------ MATERIAL SUPPLIED

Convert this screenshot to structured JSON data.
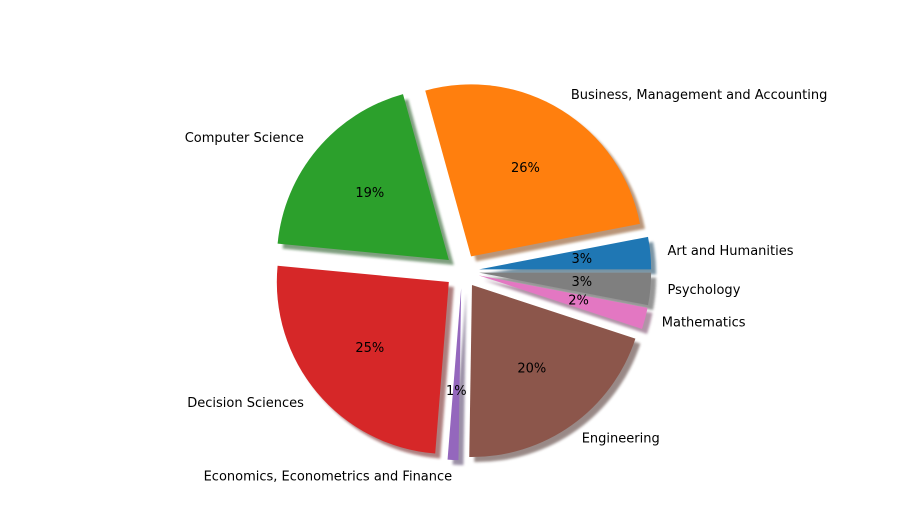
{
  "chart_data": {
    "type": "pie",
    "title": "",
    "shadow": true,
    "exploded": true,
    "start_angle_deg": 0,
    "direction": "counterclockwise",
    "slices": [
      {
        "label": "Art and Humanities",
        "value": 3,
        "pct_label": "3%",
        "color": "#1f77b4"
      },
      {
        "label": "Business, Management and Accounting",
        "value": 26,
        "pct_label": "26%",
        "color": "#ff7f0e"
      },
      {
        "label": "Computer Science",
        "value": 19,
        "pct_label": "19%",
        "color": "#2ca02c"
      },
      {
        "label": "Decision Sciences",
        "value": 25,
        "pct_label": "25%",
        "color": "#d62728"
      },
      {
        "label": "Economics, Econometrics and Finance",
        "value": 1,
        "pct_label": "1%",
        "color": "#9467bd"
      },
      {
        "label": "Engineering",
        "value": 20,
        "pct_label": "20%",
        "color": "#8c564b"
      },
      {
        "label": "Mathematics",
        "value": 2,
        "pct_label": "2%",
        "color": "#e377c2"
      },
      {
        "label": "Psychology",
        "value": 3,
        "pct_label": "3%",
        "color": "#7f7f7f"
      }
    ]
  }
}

------------

- [WHAT YOU WILL DO]
Report how many lines of the entries hold the string "value". Provide the number alone.

- [CORRECT RESPONSE]
8